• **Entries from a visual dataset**
***

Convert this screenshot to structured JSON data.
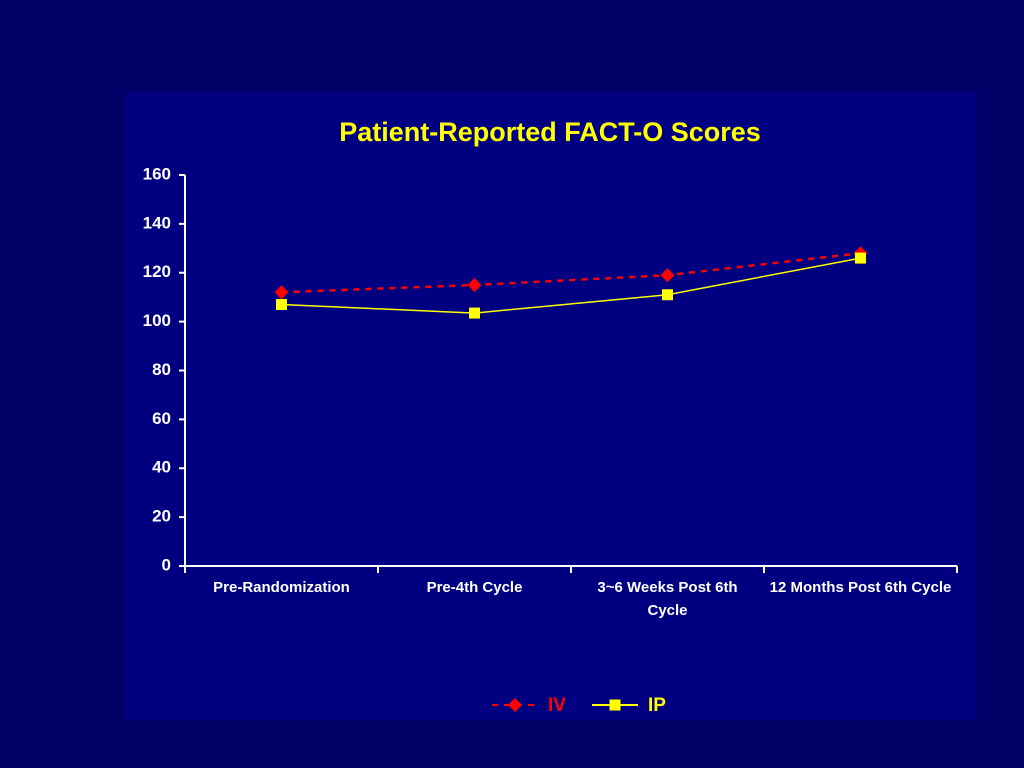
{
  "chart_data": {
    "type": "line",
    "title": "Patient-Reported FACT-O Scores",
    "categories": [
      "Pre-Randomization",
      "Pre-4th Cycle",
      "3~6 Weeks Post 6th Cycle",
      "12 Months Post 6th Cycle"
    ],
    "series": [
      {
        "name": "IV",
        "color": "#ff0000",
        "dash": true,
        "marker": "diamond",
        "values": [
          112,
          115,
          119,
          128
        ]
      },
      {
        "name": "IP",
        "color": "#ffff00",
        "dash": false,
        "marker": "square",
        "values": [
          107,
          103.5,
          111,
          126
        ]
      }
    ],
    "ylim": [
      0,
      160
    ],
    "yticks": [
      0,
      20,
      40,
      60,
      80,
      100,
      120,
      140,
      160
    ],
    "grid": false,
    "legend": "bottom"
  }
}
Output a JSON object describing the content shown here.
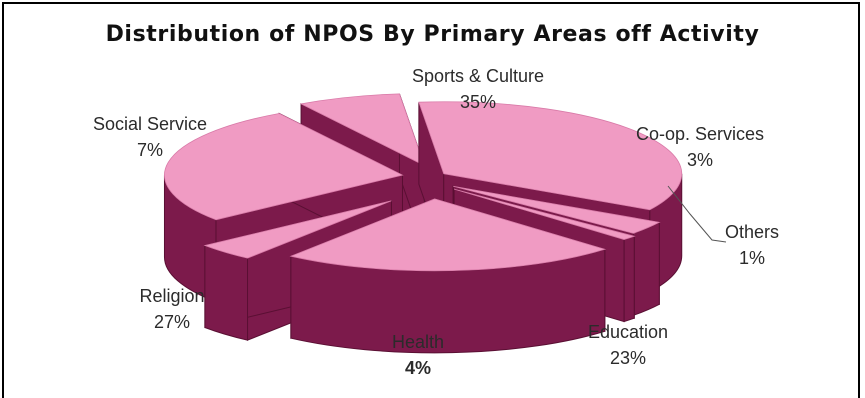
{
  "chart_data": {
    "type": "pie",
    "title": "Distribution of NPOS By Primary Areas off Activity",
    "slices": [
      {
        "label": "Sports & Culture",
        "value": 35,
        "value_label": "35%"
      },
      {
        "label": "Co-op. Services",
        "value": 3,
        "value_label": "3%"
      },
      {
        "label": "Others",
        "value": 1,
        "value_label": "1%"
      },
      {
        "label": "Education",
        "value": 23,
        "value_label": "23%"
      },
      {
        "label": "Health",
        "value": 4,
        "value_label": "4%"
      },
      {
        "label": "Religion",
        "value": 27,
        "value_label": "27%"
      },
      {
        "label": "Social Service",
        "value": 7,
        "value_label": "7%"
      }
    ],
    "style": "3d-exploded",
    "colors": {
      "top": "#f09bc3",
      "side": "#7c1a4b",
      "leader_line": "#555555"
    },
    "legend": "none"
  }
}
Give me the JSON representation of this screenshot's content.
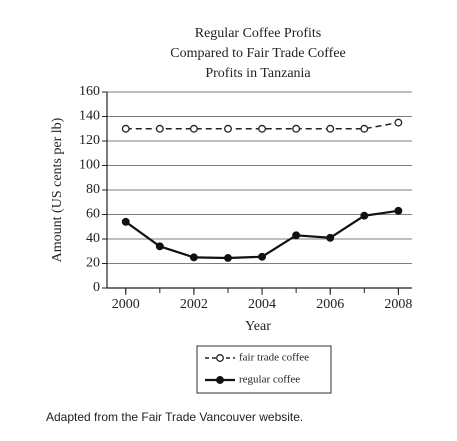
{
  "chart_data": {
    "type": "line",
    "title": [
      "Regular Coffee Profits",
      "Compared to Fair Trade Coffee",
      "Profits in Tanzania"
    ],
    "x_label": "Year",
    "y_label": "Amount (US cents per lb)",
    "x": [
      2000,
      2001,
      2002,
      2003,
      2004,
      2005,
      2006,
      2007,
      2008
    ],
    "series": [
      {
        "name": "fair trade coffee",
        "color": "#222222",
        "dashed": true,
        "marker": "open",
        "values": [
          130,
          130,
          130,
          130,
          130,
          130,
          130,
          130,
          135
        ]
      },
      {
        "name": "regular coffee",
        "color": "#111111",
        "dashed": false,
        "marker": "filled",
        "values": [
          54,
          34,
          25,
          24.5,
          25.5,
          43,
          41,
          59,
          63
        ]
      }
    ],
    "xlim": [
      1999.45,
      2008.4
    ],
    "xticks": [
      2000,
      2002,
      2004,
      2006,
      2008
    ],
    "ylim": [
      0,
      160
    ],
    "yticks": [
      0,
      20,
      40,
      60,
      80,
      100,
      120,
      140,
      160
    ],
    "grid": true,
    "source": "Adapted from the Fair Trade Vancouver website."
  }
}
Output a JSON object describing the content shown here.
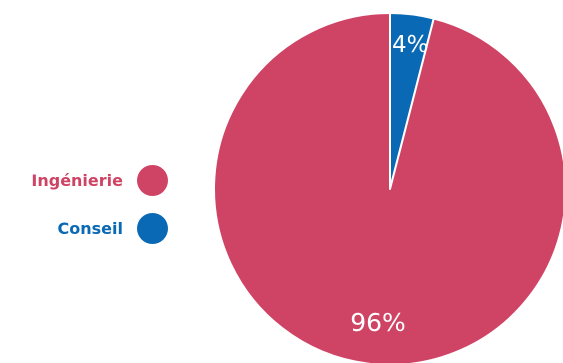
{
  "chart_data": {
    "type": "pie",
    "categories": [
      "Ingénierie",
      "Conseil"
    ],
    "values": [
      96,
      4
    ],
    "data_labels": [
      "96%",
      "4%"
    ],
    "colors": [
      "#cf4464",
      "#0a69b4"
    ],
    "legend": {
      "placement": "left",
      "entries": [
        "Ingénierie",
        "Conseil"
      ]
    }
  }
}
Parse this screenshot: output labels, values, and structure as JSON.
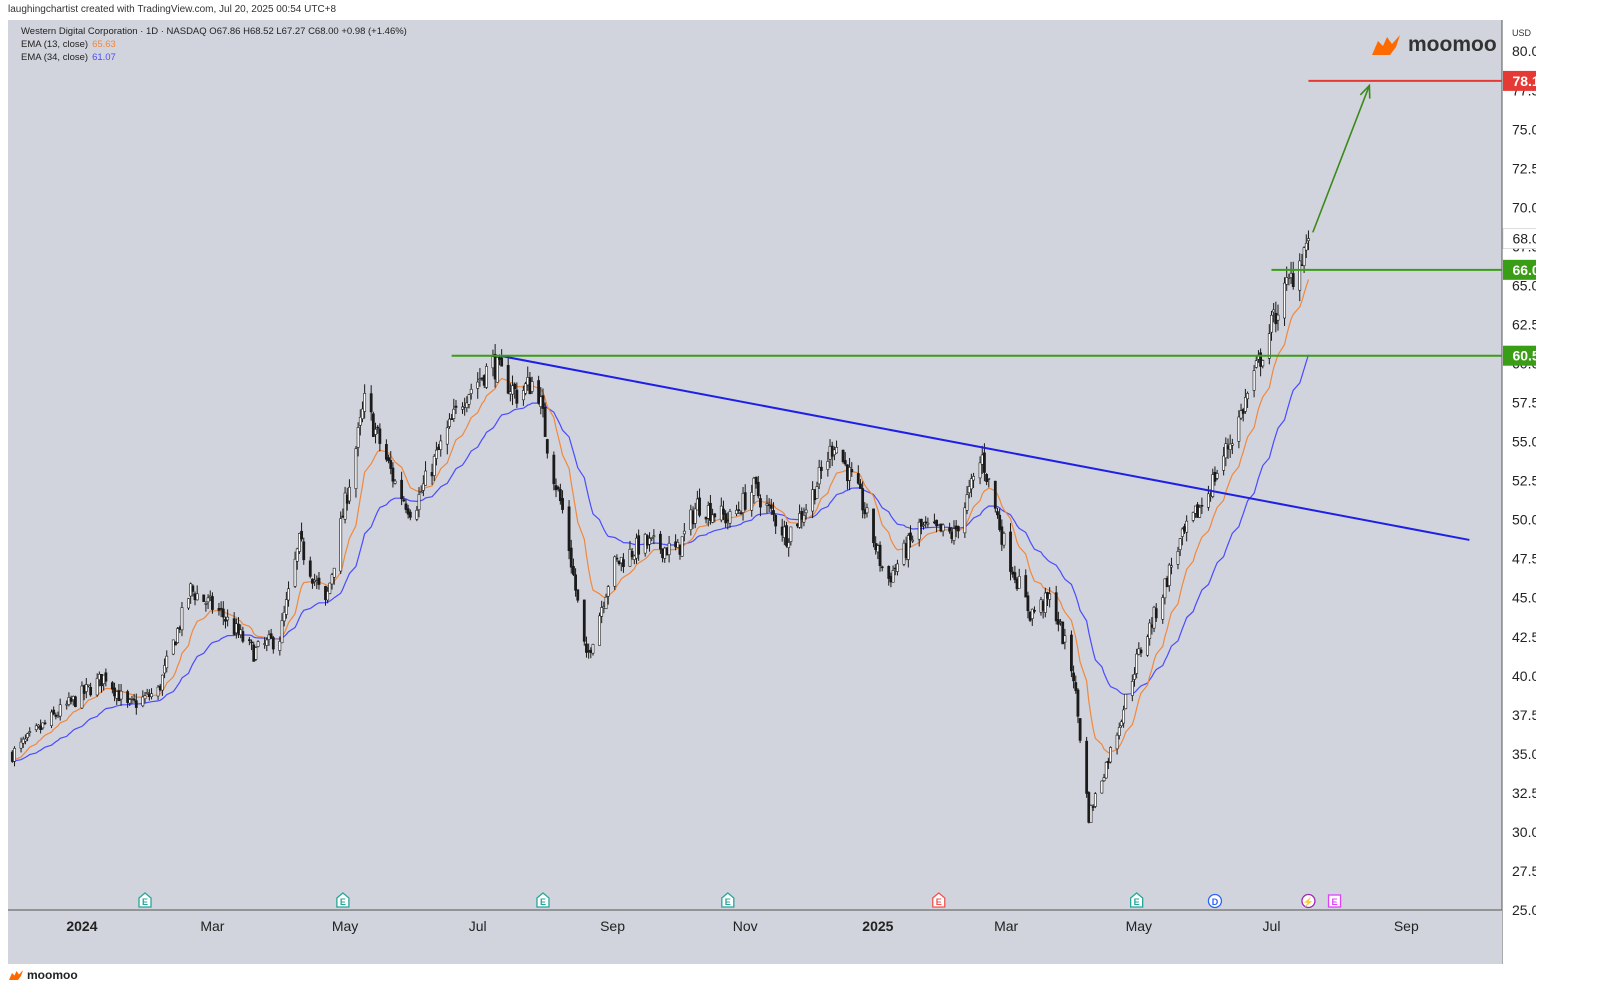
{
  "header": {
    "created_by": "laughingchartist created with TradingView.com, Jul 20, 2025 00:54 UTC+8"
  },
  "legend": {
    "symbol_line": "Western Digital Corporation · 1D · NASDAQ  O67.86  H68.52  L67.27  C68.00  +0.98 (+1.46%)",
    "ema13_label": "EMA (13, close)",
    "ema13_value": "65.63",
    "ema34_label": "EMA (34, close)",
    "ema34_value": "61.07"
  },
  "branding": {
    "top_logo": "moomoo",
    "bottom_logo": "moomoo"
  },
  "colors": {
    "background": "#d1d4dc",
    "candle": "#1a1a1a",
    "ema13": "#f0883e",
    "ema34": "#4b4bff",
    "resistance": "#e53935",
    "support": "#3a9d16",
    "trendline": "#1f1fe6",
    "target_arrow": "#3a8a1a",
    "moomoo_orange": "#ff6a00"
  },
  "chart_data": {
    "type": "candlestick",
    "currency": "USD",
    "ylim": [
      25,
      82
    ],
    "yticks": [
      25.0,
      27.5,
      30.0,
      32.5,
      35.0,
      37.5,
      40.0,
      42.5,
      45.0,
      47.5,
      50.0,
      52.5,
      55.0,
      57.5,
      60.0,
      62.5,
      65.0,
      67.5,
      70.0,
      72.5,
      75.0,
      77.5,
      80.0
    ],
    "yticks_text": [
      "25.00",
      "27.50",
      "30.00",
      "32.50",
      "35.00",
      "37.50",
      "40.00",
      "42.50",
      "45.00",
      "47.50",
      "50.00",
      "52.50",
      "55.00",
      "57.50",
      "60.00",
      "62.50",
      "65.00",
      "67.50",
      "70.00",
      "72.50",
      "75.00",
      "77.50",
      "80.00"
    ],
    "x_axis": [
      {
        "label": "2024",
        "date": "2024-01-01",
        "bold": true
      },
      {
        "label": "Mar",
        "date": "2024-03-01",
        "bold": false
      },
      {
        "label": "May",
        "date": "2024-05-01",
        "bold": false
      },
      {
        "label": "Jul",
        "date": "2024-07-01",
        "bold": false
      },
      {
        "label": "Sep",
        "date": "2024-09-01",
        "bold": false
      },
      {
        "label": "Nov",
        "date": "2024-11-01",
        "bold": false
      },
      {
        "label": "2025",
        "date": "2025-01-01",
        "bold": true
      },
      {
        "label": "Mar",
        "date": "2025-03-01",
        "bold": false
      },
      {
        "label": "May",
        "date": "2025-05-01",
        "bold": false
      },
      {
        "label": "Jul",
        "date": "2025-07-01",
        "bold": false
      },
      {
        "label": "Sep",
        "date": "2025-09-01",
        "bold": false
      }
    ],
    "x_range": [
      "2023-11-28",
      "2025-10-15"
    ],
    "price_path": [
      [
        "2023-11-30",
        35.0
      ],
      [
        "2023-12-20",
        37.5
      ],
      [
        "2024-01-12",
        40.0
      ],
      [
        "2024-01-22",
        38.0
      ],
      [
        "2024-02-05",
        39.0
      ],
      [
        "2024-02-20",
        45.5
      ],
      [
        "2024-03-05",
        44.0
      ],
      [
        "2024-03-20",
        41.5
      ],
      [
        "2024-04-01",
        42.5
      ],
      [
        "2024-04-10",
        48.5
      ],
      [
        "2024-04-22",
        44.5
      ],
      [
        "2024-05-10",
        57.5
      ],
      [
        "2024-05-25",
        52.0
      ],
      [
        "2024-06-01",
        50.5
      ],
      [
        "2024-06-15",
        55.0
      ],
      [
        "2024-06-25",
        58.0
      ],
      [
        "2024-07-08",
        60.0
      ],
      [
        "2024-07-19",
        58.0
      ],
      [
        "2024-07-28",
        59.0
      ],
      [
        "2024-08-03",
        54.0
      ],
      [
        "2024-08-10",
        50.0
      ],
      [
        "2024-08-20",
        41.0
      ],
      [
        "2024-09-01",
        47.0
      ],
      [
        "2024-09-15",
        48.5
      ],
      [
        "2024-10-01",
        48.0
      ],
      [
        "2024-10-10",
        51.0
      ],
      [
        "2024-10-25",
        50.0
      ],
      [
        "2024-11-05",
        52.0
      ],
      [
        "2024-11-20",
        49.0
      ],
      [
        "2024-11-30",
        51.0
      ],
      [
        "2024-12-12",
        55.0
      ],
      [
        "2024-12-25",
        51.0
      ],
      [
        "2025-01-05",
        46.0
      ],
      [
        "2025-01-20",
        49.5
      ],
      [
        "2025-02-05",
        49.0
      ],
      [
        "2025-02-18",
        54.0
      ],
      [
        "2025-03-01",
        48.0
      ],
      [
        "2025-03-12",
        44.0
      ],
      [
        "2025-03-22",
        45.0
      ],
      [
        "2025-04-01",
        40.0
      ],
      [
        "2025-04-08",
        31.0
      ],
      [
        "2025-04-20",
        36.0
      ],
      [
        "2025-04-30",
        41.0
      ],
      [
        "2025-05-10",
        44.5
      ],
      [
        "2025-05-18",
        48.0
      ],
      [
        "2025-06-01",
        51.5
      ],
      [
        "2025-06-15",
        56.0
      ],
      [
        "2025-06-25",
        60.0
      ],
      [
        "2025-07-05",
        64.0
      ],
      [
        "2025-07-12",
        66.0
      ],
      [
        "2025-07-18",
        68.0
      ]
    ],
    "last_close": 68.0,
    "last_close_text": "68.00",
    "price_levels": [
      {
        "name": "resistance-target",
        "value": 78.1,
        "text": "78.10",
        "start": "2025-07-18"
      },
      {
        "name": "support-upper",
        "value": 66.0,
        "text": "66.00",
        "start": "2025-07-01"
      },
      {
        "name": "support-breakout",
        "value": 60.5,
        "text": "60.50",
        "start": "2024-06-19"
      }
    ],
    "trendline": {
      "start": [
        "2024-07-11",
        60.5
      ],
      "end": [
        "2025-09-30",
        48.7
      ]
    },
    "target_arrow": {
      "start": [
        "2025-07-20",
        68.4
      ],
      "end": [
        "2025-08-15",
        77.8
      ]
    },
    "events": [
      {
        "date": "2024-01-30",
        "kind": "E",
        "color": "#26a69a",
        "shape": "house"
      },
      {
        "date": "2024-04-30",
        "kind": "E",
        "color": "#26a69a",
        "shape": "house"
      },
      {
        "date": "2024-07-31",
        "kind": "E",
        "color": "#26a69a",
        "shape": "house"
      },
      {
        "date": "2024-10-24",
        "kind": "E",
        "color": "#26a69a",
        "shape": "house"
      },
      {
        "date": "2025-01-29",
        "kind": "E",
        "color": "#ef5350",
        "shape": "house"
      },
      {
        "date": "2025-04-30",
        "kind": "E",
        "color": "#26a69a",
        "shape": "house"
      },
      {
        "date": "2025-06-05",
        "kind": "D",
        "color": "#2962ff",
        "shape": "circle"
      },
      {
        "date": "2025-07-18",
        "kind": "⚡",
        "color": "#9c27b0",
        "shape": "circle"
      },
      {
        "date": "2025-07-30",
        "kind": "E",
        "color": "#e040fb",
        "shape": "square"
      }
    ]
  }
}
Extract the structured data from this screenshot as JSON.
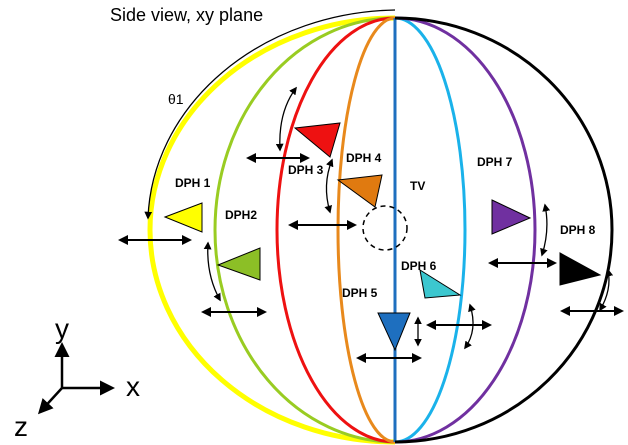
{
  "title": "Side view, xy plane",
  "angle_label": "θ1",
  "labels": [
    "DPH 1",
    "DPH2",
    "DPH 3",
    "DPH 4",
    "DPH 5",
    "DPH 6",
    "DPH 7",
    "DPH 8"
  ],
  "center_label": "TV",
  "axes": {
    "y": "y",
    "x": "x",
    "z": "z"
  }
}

***

• **Given instruction**
Go through the lines above. Select every one that has the string "true".

• **Exercise response**
        "dash": true,
        "dashed": true,
    "grid": true,
        "bold": true
        "bold": true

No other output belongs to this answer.